>> BEGIN Extracted material

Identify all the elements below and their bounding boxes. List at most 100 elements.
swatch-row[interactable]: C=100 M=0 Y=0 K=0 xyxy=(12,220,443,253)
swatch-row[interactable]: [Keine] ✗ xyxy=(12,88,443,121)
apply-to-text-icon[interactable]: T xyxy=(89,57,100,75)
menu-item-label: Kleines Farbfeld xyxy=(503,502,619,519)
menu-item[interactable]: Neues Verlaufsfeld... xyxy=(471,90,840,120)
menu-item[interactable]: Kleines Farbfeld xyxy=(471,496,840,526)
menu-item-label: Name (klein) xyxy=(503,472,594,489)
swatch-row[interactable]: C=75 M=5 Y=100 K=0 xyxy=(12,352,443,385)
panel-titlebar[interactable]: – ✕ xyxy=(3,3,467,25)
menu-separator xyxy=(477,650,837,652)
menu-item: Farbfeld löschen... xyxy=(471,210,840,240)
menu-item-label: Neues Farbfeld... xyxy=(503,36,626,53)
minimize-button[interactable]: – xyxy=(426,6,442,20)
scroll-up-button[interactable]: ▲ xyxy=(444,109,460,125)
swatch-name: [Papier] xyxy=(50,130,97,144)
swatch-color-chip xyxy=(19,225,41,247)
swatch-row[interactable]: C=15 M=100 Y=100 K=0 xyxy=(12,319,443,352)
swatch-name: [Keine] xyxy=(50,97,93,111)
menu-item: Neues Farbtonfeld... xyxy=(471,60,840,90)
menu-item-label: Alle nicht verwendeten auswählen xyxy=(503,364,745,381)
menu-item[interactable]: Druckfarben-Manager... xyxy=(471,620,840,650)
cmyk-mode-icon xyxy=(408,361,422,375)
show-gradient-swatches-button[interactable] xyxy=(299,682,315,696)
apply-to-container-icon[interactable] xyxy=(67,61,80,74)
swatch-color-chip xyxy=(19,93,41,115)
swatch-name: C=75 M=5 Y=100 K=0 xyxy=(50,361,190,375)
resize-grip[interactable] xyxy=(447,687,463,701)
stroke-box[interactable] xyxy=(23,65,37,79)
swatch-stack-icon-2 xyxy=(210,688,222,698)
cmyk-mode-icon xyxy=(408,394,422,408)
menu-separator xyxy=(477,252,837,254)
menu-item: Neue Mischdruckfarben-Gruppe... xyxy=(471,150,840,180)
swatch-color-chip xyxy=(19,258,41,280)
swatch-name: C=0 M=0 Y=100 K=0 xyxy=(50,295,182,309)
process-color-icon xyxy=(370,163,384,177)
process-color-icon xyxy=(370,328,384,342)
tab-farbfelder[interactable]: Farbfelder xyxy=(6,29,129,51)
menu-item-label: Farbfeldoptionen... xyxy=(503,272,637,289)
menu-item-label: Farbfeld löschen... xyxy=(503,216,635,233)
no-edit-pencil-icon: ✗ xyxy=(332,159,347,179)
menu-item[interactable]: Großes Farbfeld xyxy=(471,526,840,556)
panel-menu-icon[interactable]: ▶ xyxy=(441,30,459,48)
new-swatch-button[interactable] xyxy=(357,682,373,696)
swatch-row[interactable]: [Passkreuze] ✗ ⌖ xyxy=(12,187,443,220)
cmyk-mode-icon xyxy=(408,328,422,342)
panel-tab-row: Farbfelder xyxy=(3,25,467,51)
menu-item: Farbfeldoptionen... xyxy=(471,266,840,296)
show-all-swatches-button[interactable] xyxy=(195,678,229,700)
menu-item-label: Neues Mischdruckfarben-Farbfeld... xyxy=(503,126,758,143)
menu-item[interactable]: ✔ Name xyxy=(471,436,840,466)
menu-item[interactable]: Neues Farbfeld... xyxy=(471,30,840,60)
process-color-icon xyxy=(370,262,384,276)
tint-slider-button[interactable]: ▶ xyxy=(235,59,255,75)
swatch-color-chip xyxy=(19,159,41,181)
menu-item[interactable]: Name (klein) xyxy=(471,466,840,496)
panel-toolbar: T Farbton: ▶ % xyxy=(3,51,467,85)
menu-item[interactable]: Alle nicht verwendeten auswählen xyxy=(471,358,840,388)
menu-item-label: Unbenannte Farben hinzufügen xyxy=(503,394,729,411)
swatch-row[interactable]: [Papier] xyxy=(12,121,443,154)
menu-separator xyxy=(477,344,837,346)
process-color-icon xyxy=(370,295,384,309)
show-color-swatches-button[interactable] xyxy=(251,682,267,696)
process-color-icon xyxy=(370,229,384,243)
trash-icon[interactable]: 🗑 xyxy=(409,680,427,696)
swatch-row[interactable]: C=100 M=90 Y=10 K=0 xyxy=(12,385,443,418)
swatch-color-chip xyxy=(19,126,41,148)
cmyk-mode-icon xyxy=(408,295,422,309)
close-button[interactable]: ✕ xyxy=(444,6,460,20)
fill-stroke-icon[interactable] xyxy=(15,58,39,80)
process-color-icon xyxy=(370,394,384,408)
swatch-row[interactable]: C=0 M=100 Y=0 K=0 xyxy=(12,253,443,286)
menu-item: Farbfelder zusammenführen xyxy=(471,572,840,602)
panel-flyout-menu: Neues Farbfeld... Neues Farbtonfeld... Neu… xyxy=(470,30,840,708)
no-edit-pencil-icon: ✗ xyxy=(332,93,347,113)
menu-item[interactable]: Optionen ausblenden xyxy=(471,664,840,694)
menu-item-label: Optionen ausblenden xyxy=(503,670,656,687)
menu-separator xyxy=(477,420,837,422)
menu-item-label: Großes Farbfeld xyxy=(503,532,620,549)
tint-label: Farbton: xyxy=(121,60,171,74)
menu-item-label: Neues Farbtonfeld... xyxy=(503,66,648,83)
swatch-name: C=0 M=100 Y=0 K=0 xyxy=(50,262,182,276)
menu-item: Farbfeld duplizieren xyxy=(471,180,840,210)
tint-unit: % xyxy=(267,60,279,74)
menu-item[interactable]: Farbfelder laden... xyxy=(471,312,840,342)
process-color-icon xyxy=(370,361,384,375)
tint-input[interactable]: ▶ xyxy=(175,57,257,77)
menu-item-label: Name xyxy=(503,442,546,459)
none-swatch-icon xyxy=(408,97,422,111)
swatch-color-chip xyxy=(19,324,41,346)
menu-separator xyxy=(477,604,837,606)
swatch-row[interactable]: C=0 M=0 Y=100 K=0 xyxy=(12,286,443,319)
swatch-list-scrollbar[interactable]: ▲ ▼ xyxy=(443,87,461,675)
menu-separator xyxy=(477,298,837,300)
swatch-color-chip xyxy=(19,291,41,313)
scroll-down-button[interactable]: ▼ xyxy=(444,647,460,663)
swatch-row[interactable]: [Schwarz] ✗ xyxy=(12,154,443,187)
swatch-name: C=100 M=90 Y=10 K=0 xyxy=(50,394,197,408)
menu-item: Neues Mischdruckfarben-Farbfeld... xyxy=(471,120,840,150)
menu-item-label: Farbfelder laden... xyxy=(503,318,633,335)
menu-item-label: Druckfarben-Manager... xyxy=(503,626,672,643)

>> END Extracted material

Work required: Rewrite the listing above, replacing "menu-separator" with "menu-divider" wherever it occurs and keeping everything else unchanged.

Answer to the problem:
Identify all the elements below and their bounding boxes. List at most 100 elements.
swatch-row[interactable]: C=100 M=0 Y=0 K=0 xyxy=(12,220,443,253)
swatch-row[interactable]: [Keine] ✗ xyxy=(12,88,443,121)
apply-to-text-icon[interactable]: T xyxy=(89,57,100,75)
menu-item-label: Kleines Farbfeld xyxy=(503,502,619,519)
menu-item[interactable]: Neues Verlaufsfeld... xyxy=(471,90,840,120)
menu-item[interactable]: Kleines Farbfeld xyxy=(471,496,840,526)
menu-item-label: Name (klein) xyxy=(503,472,594,489)
swatch-row[interactable]: C=75 M=5 Y=100 K=0 xyxy=(12,352,443,385)
panel-titlebar[interactable]: – ✕ xyxy=(3,3,467,25)
menu-divider xyxy=(477,650,837,652)
menu-item: Farbfeld löschen... xyxy=(471,210,840,240)
menu-item-label: Neues Farbfeld... xyxy=(503,36,626,53)
minimize-button[interactable]: – xyxy=(426,6,442,20)
scroll-up-button[interactable]: ▲ xyxy=(444,109,460,125)
swatch-name: [Papier] xyxy=(50,130,97,144)
swatch-color-chip xyxy=(19,225,41,247)
swatch-row[interactable]: C=15 M=100 Y=100 K=0 xyxy=(12,319,443,352)
swatch-name: [Keine] xyxy=(50,97,93,111)
menu-item: Neues Farbtonfeld... xyxy=(471,60,840,90)
menu-item-label: Alle nicht verwendeten auswählen xyxy=(503,364,745,381)
menu-item[interactable]: Druckfarben-Manager... xyxy=(471,620,840,650)
cmyk-mode-icon xyxy=(408,361,422,375)
show-gradient-swatches-button[interactable] xyxy=(299,682,315,696)
apply-to-container-icon[interactable] xyxy=(67,61,80,74)
swatch-color-chip xyxy=(19,93,41,115)
swatch-name: C=75 M=5 Y=100 K=0 xyxy=(50,361,190,375)
resize-grip[interactable] xyxy=(447,687,463,701)
stroke-box[interactable] xyxy=(23,65,37,79)
swatch-stack-icon-2 xyxy=(210,688,222,698)
cmyk-mode-icon xyxy=(408,394,422,408)
menu-divider xyxy=(477,252,837,254)
menu-item: Neue Mischdruckfarben-Gruppe... xyxy=(471,150,840,180)
swatch-color-chip xyxy=(19,258,41,280)
swatch-name: C=0 M=0 Y=100 K=0 xyxy=(50,295,182,309)
process-color-icon xyxy=(370,163,384,177)
process-color-icon xyxy=(370,328,384,342)
tab-farbfelder[interactable]: Farbfelder xyxy=(6,29,129,51)
menu-item-label: Farbfeldoptionen... xyxy=(503,272,637,289)
menu-item-label: Farbfeld löschen... xyxy=(503,216,635,233)
no-edit-pencil-icon: ✗ xyxy=(332,159,347,179)
menu-item[interactable]: Großes Farbfeld xyxy=(471,526,840,556)
panel-menu-icon[interactable]: ▶ xyxy=(441,30,459,48)
new-swatch-button[interactable] xyxy=(357,682,373,696)
swatch-row[interactable]: [Passkreuze] ✗ ⌖ xyxy=(12,187,443,220)
cmyk-mode-icon xyxy=(408,328,422,342)
panel-tab-row: Farbfelder xyxy=(3,25,467,51)
menu-item: Farbfeldoptionen... xyxy=(471,266,840,296)
show-all-swatches-button[interactable] xyxy=(195,678,229,700)
menu-item-label: Neues Mischdruckfarben-Farbfeld... xyxy=(503,126,758,143)
menu-item[interactable]: ✔ Name xyxy=(471,436,840,466)
menu-item[interactable]: Neues Farbfeld... xyxy=(471,30,840,60)
process-color-icon xyxy=(370,262,384,276)
tint-slider-button[interactable]: ▶ xyxy=(235,59,255,75)
swatch-color-chip xyxy=(19,159,41,181)
menu-item[interactable]: Name (klein) xyxy=(471,466,840,496)
panel-toolbar: T Farbton: ▶ % xyxy=(3,51,467,85)
menu-item[interactable]: Alle nicht verwendeten auswählen xyxy=(471,358,840,388)
menu-item-label: Unbenannte Farben hinzufügen xyxy=(503,394,729,411)
swatch-row[interactable]: [Papier] xyxy=(12,121,443,154)
menu-divider xyxy=(477,344,837,346)
process-color-icon xyxy=(370,295,384,309)
show-color-swatches-button[interactable] xyxy=(251,682,267,696)
process-color-icon xyxy=(370,229,384,243)
trash-icon[interactable]: 🗑 xyxy=(409,680,427,696)
swatch-row[interactable]: C=100 M=90 Y=10 K=0 xyxy=(12,385,443,418)
swatch-color-chip xyxy=(19,126,41,148)
cmyk-mode-icon xyxy=(408,295,422,309)
close-button[interactable]: ✕ xyxy=(444,6,460,20)
fill-stroke-icon[interactable] xyxy=(15,58,39,80)
process-color-icon xyxy=(370,394,384,408)
swatch-row[interactable]: C=0 M=100 Y=0 K=0 xyxy=(12,253,443,286)
menu-item: Farbfelder zusammenführen xyxy=(471,572,840,602)
panel-flyout-menu: Neues Farbfeld... Neues Farbtonfeld... Neu… xyxy=(470,30,840,708)
no-edit-pencil-icon: ✗ xyxy=(332,93,347,113)
menu-item[interactable]: Optionen ausblenden xyxy=(471,664,840,694)
menu-item-label: Optionen ausblenden xyxy=(503,670,656,687)
menu-divider xyxy=(477,420,837,422)
menu-item-label: Großes Farbfeld xyxy=(503,532,620,549)
tint-label: Farbton: xyxy=(121,60,171,74)
menu-item-label: Neues Farbtonfeld... xyxy=(503,66,648,83)
swatch-name: C=0 M=100 Y=0 K=0 xyxy=(50,262,182,276)
menu-item: Farbfeld duplizieren xyxy=(471,180,840,210)
tint-unit: % xyxy=(267,60,279,74)
menu-item[interactable]: Farbfelder laden... xyxy=(471,312,840,342)
process-color-icon xyxy=(370,361,384,375)
tint-input[interactable]: ▶ xyxy=(175,57,257,77)
menu-item-label: Name xyxy=(503,442,546,459)
none-swatch-icon xyxy=(408,97,422,111)
swatch-color-chip xyxy=(19,324,41,346)
menu-divider xyxy=(477,604,837,606)
swatch-row[interactable]: C=0 M=0 Y=100 K=0 xyxy=(12,286,443,319)
swatch-list-scrollbar[interactable]: ▲ ▼ xyxy=(443,87,461,675)
menu-divider xyxy=(477,298,837,300)
swatch-color-chip xyxy=(19,291,41,313)
scroll-down-button[interactable]: ▼ xyxy=(444,647,460,663)
swatch-row[interactable]: [Schwarz] ✗ xyxy=(12,154,443,187)
swatch-name: C=100 M=90 Y=10 K=0 xyxy=(50,394,197,408)
menu-item: Neues Mischdruckfarben-Farbfeld... xyxy=(471,120,840,150)
menu-item-label: Farbfelder laden... xyxy=(503,318,633,335)
menu-item-label: Druckfarben-Manager... xyxy=(503,626,672,643)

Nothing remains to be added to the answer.